Task requirements – Pick out every line in the data below that holds "screenshot".

---------- Provided information ----------

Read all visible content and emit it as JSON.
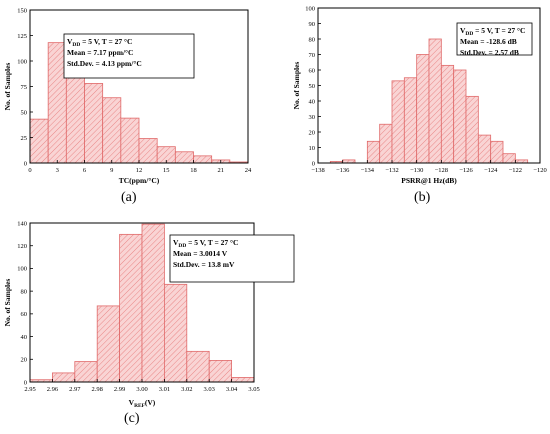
{
  "colors": {
    "bar_fill": "#f9d4d4",
    "bar_stroke": "#e06a6a",
    "hatch": "#e98686",
    "axis": "#000000",
    "box_border": "#000000"
  },
  "chart_data": [
    {
      "type": "bar",
      "panel": "(a)",
      "xlabel": "TC(ppm/°C)",
      "ylabel": "No. of Samples",
      "xlim": [
        0,
        24
      ],
      "ylim": [
        0,
        150
      ],
      "xticks": [
        "0",
        "3",
        "6",
        "9",
        "12",
        "15",
        "18",
        "21",
        "24"
      ],
      "yticks": [
        "0",
        "25",
        "50",
        "75",
        "100",
        "125",
        "150"
      ],
      "bin_edges": [
        0,
        2,
        4,
        6,
        8,
        10,
        12,
        14,
        16,
        18,
        20,
        22,
        24
      ],
      "values": [
        43,
        118,
        91,
        78,
        64,
        44,
        24,
        16,
        11,
        7,
        3,
        1
      ],
      "annotation": [
        "V_DD = 5 V, T = 27 °C",
        "Mean = 7.17 ppm/°C",
        "Std.Dev. = 4.13 ppm/°C"
      ]
    },
    {
      "type": "bar",
      "panel": "(b)",
      "xlabel": "PSRR@1 Hz(dB)",
      "ylabel": "No. of Samples",
      "xlim": [
        -138,
        -120
      ],
      "ylim": [
        0,
        100
      ],
      "xticks": [
        "−138",
        "−136",
        "−134",
        "−132",
        "−130",
        "−128",
        "−126",
        "−124",
        "−122",
        "−120"
      ],
      "yticks": [
        "0",
        "10",
        "20",
        "30",
        "40",
        "50",
        "60",
        "70",
        "80",
        "90",
        "100"
      ],
      "bin_edges": [
        -137,
        -136,
        -135,
        -134,
        -133,
        -132,
        -131,
        -130,
        -129,
        -128,
        -127,
        -126,
        -125,
        -124,
        -123,
        -122,
        -121
      ],
      "values": [
        1,
        2,
        0,
        14,
        25,
        53,
        55,
        70,
        80,
        63,
        60,
        43,
        18,
        14,
        6,
        2
      ],
      "annotation": [
        "V_DD = 5 V, T = 27 °C",
        "Mean = -128.6 dB",
        "Std.Dev. = 2.57 dB"
      ]
    },
    {
      "type": "bar",
      "panel": "(c)",
      "xlabel": "V_REF(V)",
      "ylabel": "No. of Samples",
      "xlim": [
        2.95,
        3.05
      ],
      "ylim": [
        0,
        140
      ],
      "xticks": [
        "2.95",
        "2.96",
        "2.97",
        "2.98",
        "2.99",
        "3.00",
        "3.01",
        "3.02",
        "3.03",
        "3.04",
        "3.05"
      ],
      "yticks": [
        "0",
        "20",
        "40",
        "60",
        "80",
        "100",
        "120",
        "140"
      ],
      "bin_edges": [
        2.95,
        2.96,
        2.97,
        2.98,
        2.99,
        3.0,
        3.01,
        3.02,
        3.03,
        3.04,
        3.05
      ],
      "values": [
        2,
        8,
        18,
        67,
        130,
        139,
        86,
        27,
        19,
        4
      ],
      "annotation": [
        "V_DD = 5 V, T = 27 °C",
        "Mean = 3.0014 V",
        "Std.Dev. = 13.8 mV"
      ]
    }
  ]
}
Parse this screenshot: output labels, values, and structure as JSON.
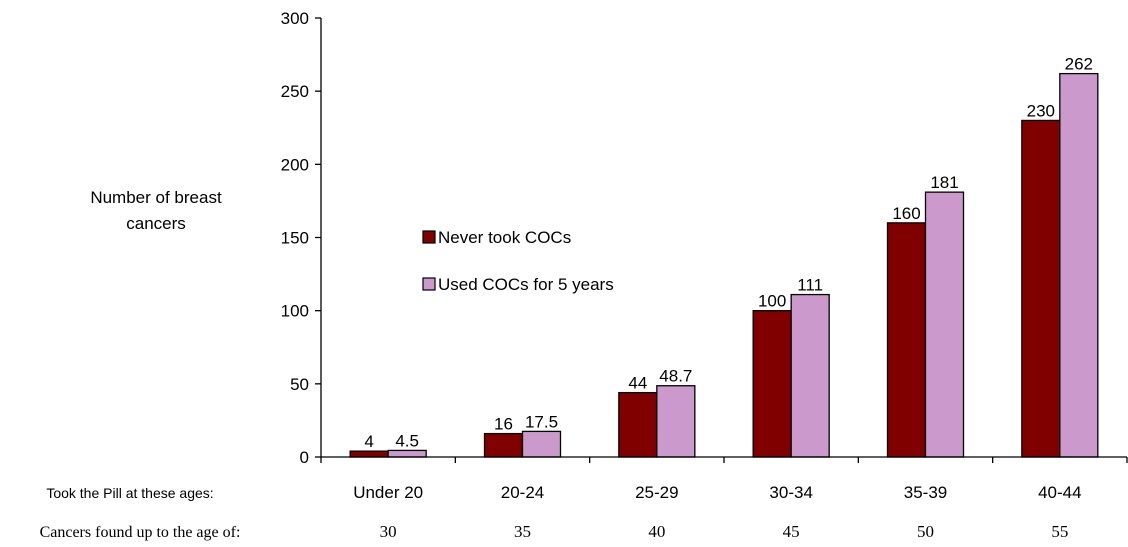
{
  "chart_data": {
    "type": "bar",
    "ylabel_lines": [
      "Number of breast",
      "cancers"
    ],
    "categories": [
      "Under 20",
      "20-24",
      "25-29",
      "30-34",
      "35-39",
      "40-44"
    ],
    "series": [
      {
        "name": "Never took COCs",
        "values": [
          4,
          16,
          44,
          100,
          160,
          230
        ],
        "labels": [
          "4",
          "16",
          "44",
          "100",
          "160",
          "230"
        ],
        "color": "#800000"
      },
      {
        "name": "Used COCs for 5 years",
        "values": [
          4.5,
          17.5,
          48.7,
          111,
          181,
          262
        ],
        "labels": [
          "4.5",
          "17.5",
          "48.7",
          "111",
          "181",
          "262"
        ],
        "color": "#cc99cc"
      }
    ],
    "ylim": [
      0,
      300
    ],
    "yticks": [
      "0",
      "50",
      "100",
      "150",
      "200",
      "250",
      "300"
    ],
    "legend_position": "center-left",
    "grid": false,
    "row_labels": {
      "took_pill": "Took the Pill at these ages:",
      "cancers_found": "Cancers found up to the age of:"
    },
    "cancers_found_ages": [
      "30",
      "35",
      "40",
      "45",
      "50",
      "55"
    ]
  }
}
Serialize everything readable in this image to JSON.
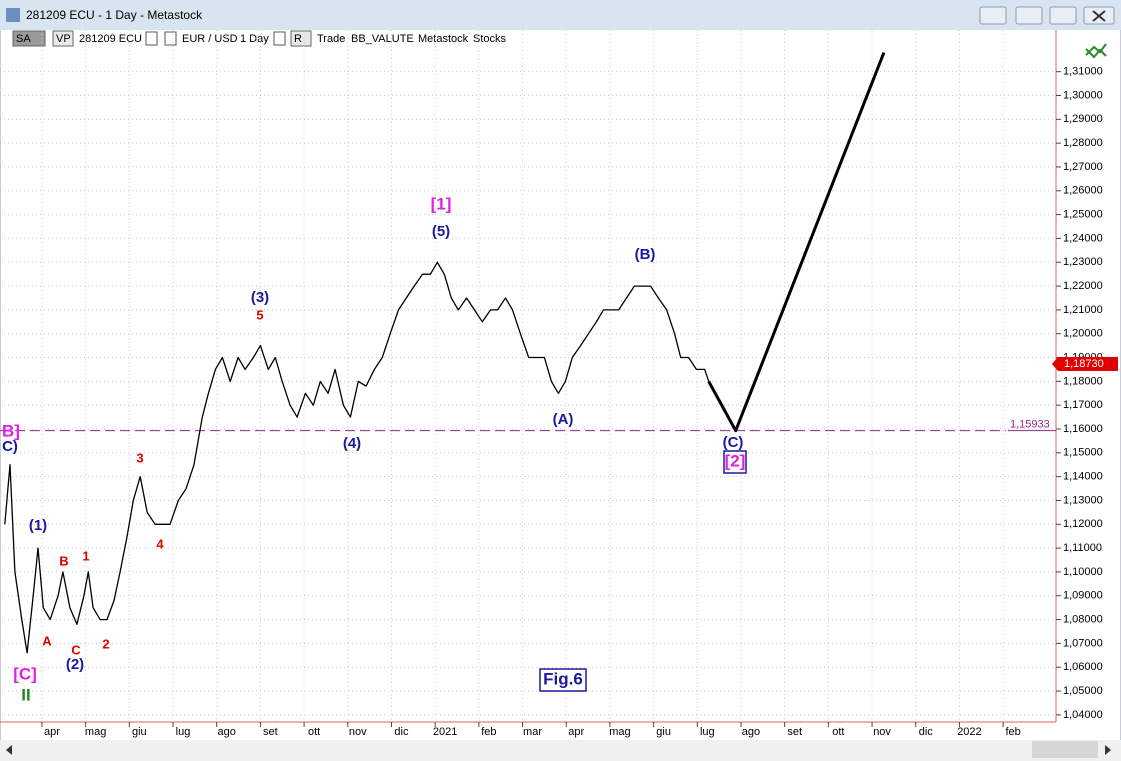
{
  "window": {
    "title": "281209 ECU - 1 Day - Metastock"
  },
  "toolbar": {
    "items": [
      "SA",
      "VP",
      "281209 ECU",
      "EUR / USD",
      "1 Day",
      "R",
      "Trade",
      "BB_VALUTE",
      "Metastock",
      "Stocks"
    ]
  },
  "chart_data": {
    "type": "line",
    "series": [
      {
        "color": "#000000",
        "x": [
          2.15,
          2.27,
          2.38,
          2.54,
          2.66,
          2.8,
          2.91,
          3.03,
          3.19,
          3.37,
          3.48,
          3.64,
          3.8,
          3.96,
          4.06,
          4.17,
          4.33,
          4.49,
          4.65,
          4.79,
          4.95,
          5.09,
          5.25,
          5.41,
          5.59,
          5.75,
          5.93,
          6.12,
          6.3,
          6.48,
          6.67,
          6.81,
          6.97,
          7.13,
          7.31,
          7.49,
          7.65,
          7.84,
          8.0,
          8.18,
          8.34,
          8.5,
          8.68,
          8.84,
          9.03,
          9.21,
          9.37,
          9.55,
          9.71,
          9.9,
          10.06,
          10.24,
          10.42,
          10.61,
          10.79,
          10.97,
          11.16,
          11.34,
          11.52,
          11.71,
          11.89,
          12.05,
          12.21,
          12.37,
          12.53,
          12.72,
          12.9,
          13.08,
          13.27,
          13.43,
          13.61,
          13.77,
          13.95,
          14.14,
          14.32,
          14.5,
          14.66,
          14.82,
          14.98,
          15.14,
          15.33,
          15.51,
          15.69,
          15.85,
          16.01,
          16.2,
          16.38,
          16.56,
          16.75,
          16.93,
          17.11,
          17.3,
          17.48,
          17.62,
          17.8,
          17.98,
          18.17,
          18.26
        ],
        "values": [
          1.12,
          1.145,
          1.1,
          1.08,
          1.066,
          1.09,
          1.11,
          1.085,
          1.08,
          1.09,
          1.1,
          1.085,
          1.078,
          1.09,
          1.1,
          1.085,
          1.08,
          1.08,
          1.088,
          1.1,
          1.115,
          1.13,
          1.14,
          1.125,
          1.12,
          1.12,
          1.12,
          1.13,
          1.135,
          1.145,
          1.165,
          1.175,
          1.185,
          1.19,
          1.18,
          1.19,
          1.185,
          1.19,
          1.195,
          1.185,
          1.19,
          1.18,
          1.17,
          1.165,
          1.175,
          1.17,
          1.18,
          1.175,
          1.185,
          1.17,
          1.165,
          1.18,
          1.178,
          1.185,
          1.19,
          1.2,
          1.21,
          1.215,
          1.22,
          1.225,
          1.225,
          1.23,
          1.225,
          1.215,
          1.21,
          1.215,
          1.21,
          1.205,
          1.21,
          1.21,
          1.215,
          1.21,
          1.2,
          1.19,
          1.19,
          1.19,
          1.18,
          1.175,
          1.18,
          1.19,
          1.195,
          1.2,
          1.205,
          1.21,
          1.21,
          1.21,
          1.215,
          1.22,
          1.22,
          1.22,
          1.215,
          1.21,
          1.2,
          1.19,
          1.19,
          1.185,
          1.185,
          1.18
        ]
      },
      {
        "color": "#000000",
        "x": [
          18.26,
          18.88,
          22.27
        ],
        "values": [
          1.18,
          1.1593,
          1.318
        ]
      }
    ],
    "xlim": [
      2.04,
      26.21
    ],
    "ylim": [
      1.037,
      1.3275
    ],
    "xticks": [
      {
        "value": 3,
        "label": "apr"
      },
      {
        "value": 4,
        "label": "mag"
      },
      {
        "value": 5,
        "label": "giu"
      },
      {
        "value": 6,
        "label": "lug"
      },
      {
        "value": 7,
        "label": "ago"
      },
      {
        "value": 8,
        "label": "set"
      },
      {
        "value": 9,
        "label": "ott"
      },
      {
        "value": 10,
        "label": "nov"
      },
      {
        "value": 11,
        "label": "dic"
      },
      {
        "value": 12,
        "label": "2021"
      },
      {
        "value": 13,
        "label": "feb"
      },
      {
        "value": 14,
        "label": "mar"
      },
      {
        "value": 15,
        "label": "apr"
      },
      {
        "value": 16,
        "label": "mag"
      },
      {
        "value": 17,
        "label": "giu"
      },
      {
        "value": 18,
        "label": "lug"
      },
      {
        "value": 19,
        "label": "ago"
      },
      {
        "value": 20,
        "label": "set"
      },
      {
        "value": 21,
        "label": "ott"
      },
      {
        "value": 22,
        "label": "nov"
      },
      {
        "value": 23,
        "label": "dic"
      },
      {
        "value": 24,
        "label": "2022"
      },
      {
        "value": 25,
        "label": "feb"
      }
    ],
    "yticks": [
      {
        "value": 1.04,
        "label": "1,04000"
      },
      {
        "value": 1.05,
        "label": "1,05000"
      },
      {
        "value": 1.06,
        "label": "1,06000"
      },
      {
        "value": 1.07,
        "label": "1,07000"
      },
      {
        "value": 1.08,
        "label": "1,08000"
      },
      {
        "value": 1.09,
        "label": "1,09000"
      },
      {
        "value": 1.1,
        "label": "1,10000"
      },
      {
        "value": 1.11,
        "label": "1,11000"
      },
      {
        "value": 1.12,
        "label": "1,12000"
      },
      {
        "value": 1.13,
        "label": "1,13000"
      },
      {
        "value": 1.14,
        "label": "1,14000"
      },
      {
        "value": 1.15,
        "label": "1,15000"
      },
      {
        "value": 1.16,
        "label": "1,16000"
      },
      {
        "value": 1.17,
        "label": "1,17000"
      },
      {
        "value": 1.18,
        "label": "1,18000"
      },
      {
        "value": 1.19,
        "label": "1,19000"
      },
      {
        "value": 1.2,
        "label": "1,20000"
      },
      {
        "value": 1.21,
        "label": "1,21000"
      },
      {
        "value": 1.22,
        "label": "1,22000"
      },
      {
        "value": 1.23,
        "label": "1,23000"
      },
      {
        "value": 1.24,
        "label": "1,24000"
      },
      {
        "value": 1.25,
        "label": "1,25000"
      },
      {
        "value": 1.26,
        "label": "1,26000"
      },
      {
        "value": 1.27,
        "label": "1,27000"
      },
      {
        "value": 1.28,
        "label": "1,28000"
      },
      {
        "value": 1.29,
        "label": "1,29000"
      },
      {
        "value": 1.3,
        "label": "1,30000"
      },
      {
        "value": 1.31,
        "label": "1,31000"
      }
    ],
    "grid": true,
    "hline": {
      "value": 1.15933,
      "label": "1,15933",
      "color": "#8b2a8b"
    },
    "last_price": {
      "value": 1.1873,
      "label": "1,18730",
      "color": "#e00000"
    },
    "annotations": [
      {
        "text": "[1]",
        "color": "#e020e0"
      },
      {
        "text": "(5)",
        "color": "#1a1aa0"
      },
      {
        "text": "(3)",
        "color": "#1a1aa0"
      },
      {
        "text": "5",
        "color": "#e00000"
      },
      {
        "text": "(4)",
        "color": "#1a1aa0"
      },
      {
        "text": "(B)",
        "color": "#1a1aa0"
      },
      {
        "text": "(A)",
        "color": "#1a1aa0"
      },
      {
        "text": "(C)",
        "color": "#1a1aa0"
      },
      {
        "text": "[2]",
        "color": "#e020e0"
      },
      {
        "text": "B]",
        "color": "#e020e0"
      },
      {
        "text": "C)",
        "color": "#1a1aa0"
      },
      {
        "text": "(1)",
        "color": "#1a1aa0"
      },
      {
        "text": "B",
        "color": "#e00000"
      },
      {
        "text": "1",
        "color": "#e00000"
      },
      {
        "text": "3",
        "color": "#e00000"
      },
      {
        "text": "4",
        "color": "#e00000"
      },
      {
        "text": "A",
        "color": "#e00000"
      },
      {
        "text": "C",
        "color": "#e00000"
      },
      {
        "text": "2",
        "color": "#e00000"
      },
      {
        "text": "(2)",
        "color": "#1a1aa0"
      },
      {
        "text": "[C]",
        "color": "#e020e0"
      },
      {
        "text": "II",
        "color": "#1a8a1a"
      },
      {
        "text": "Fig.6",
        "color": "#1a1aa0"
      }
    ]
  }
}
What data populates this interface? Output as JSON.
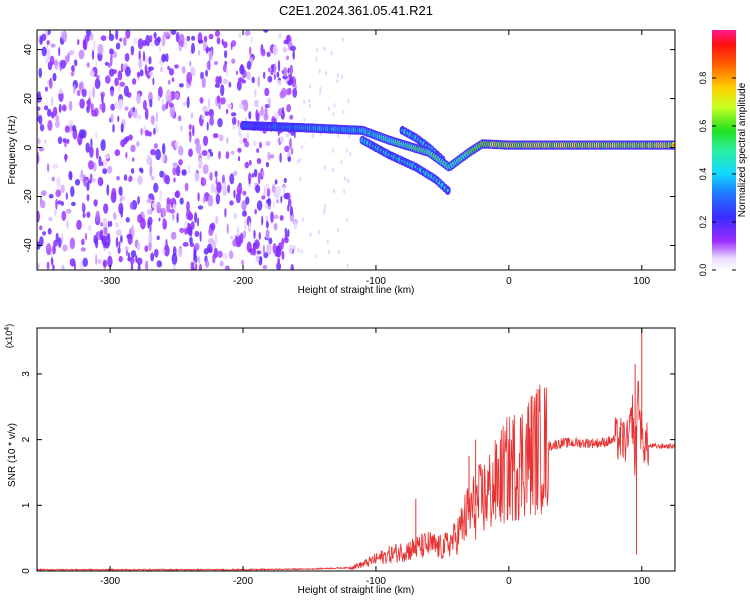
{
  "figure_title": "C2E1.2024.361.05.41.R21",
  "chart_data": [
    {
      "type": "heatmap",
      "xlabel": "Height of straight line (km)",
      "ylabel": "Frequency (Hz)",
      "xlim": [
        -355,
        125
      ],
      "ylim": [
        -50,
        48
      ],
      "xticks": [
        -300,
        -200,
        -100,
        0,
        100
      ],
      "yticks": [
        -40,
        -20,
        0,
        20,
        40
      ],
      "colorbar": {
        "label": "Normalized spectral amplitude",
        "range": [
          0,
          1
        ],
        "ticks": [
          "0.0",
          "0.2",
          "0.4",
          "0.6",
          "0.8"
        ],
        "colormap": "rainbow (white → violet → blue → cyan → green → yellow → red → magenta)"
      },
      "features": [
        {
          "name": "diffuse low-amplitude noise",
          "x_range": [
            -355,
            -160
          ],
          "y_range": [
            -50,
            48
          ],
          "amplitude": 0.15
        },
        {
          "name": "main band",
          "x": [
            -200,
            -150,
            -110,
            -90,
            -60,
            -45,
            -30,
            -20,
            0,
            60,
            90,
            125
          ],
          "y": [
            9,
            8,
            7,
            3,
            -2,
            -8,
            -2,
            1.5,
            1,
            1,
            1,
            1
          ],
          "amplitude": [
            0.3,
            0.4,
            0.45,
            0.55,
            0.6,
            0.5,
            0.6,
            0.7,
            0.75,
            0.75,
            0.7,
            0.75
          ]
        },
        {
          "name": "lower branch",
          "x": [
            -110,
            -90,
            -70,
            -55,
            -45
          ],
          "y": [
            3,
            -3,
            -8,
            -13,
            -18
          ],
          "amplitude": 0.4
        },
        {
          "name": "upper branch",
          "x": [
            -80,
            -70,
            -60,
            -50
          ],
          "y": [
            7,
            4,
            0,
            -5
          ],
          "amplitude": 0.4
        }
      ]
    },
    {
      "type": "line",
      "xlabel": "Height of straight line (km)",
      "ylabel": "SNR (10 * v/v)",
      "y_multiplier": "(x10^4)",
      "xlim": [
        -355,
        125
      ],
      "ylim": [
        0,
        3.7
      ],
      "xticks": [
        -300,
        -200,
        -100,
        0,
        100
      ],
      "yticks": [
        0,
        1,
        2,
        3
      ],
      "color": "#e83030",
      "x": [
        -355,
        -300,
        -250,
        -200,
        -150,
        -120,
        -110,
        -100,
        -90,
        -80,
        -70,
        -60,
        -50,
        -40,
        -35,
        -30,
        -25,
        -20,
        -15,
        -10,
        -5,
        0,
        10,
        20,
        30,
        40,
        50,
        60,
        70,
        80,
        85,
        90,
        93,
        95,
        97,
        100,
        105,
        110,
        115,
        125
      ],
      "y": [
        0.02,
        0.02,
        0.02,
        0.02,
        0.03,
        0.05,
        0.1,
        0.18,
        0.25,
        0.3,
        0.35,
        0.4,
        0.35,
        0.5,
        0.7,
        0.9,
        1.0,
        1.1,
        1.2,
        1.3,
        1.45,
        1.55,
        1.7,
        1.85,
        1.9,
        1.95,
        1.95,
        1.95,
        1.95,
        2.0,
        2.0,
        1.95,
        2.4,
        1.6,
        2.8,
        2.0,
        1.9,
        1.9,
        1.9,
        1.9
      ],
      "spikes": [
        {
          "x": -70,
          "y": 1.1
        },
        {
          "x": -30,
          "y": 1.75
        },
        {
          "x": -25,
          "y": 2.0
        },
        {
          "x": 95,
          "y": 3.15
        },
        {
          "x": 96,
          "y": 0.25
        },
        {
          "x": 100,
          "y": 3.7
        }
      ]
    }
  ]
}
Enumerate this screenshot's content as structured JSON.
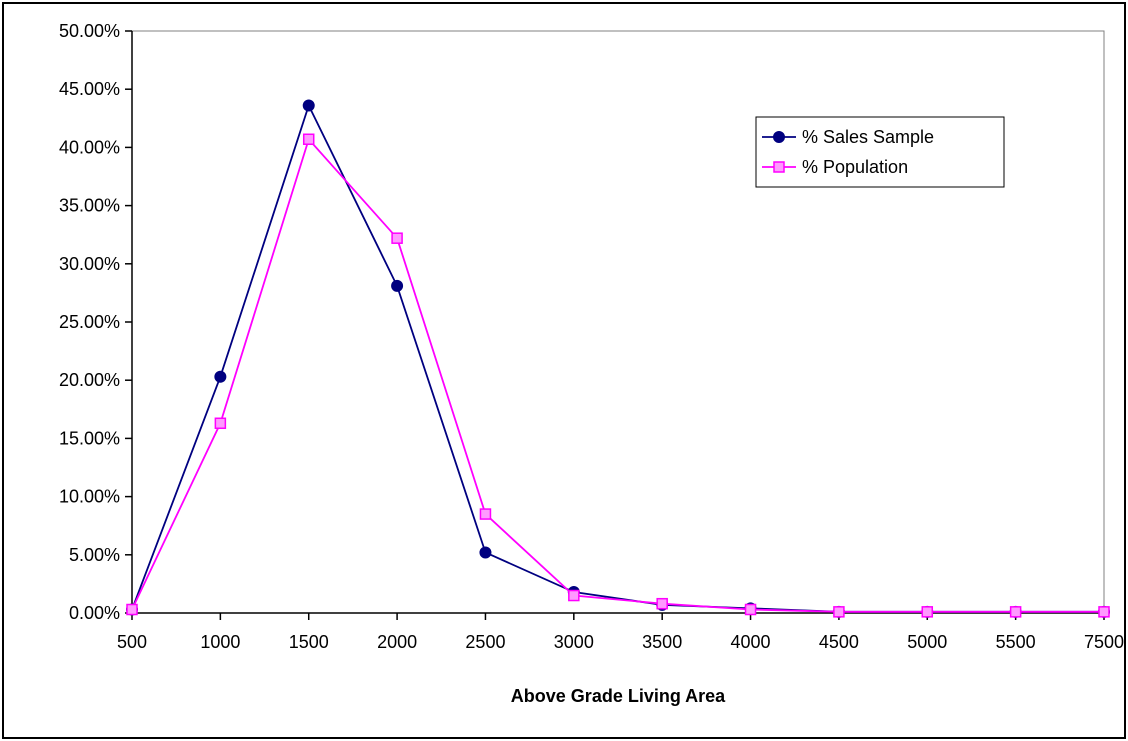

----------

Task response –
Parse this screenshot: output labels, values, and structure as JSON.
Enumerate this screenshot's content as structured JSON.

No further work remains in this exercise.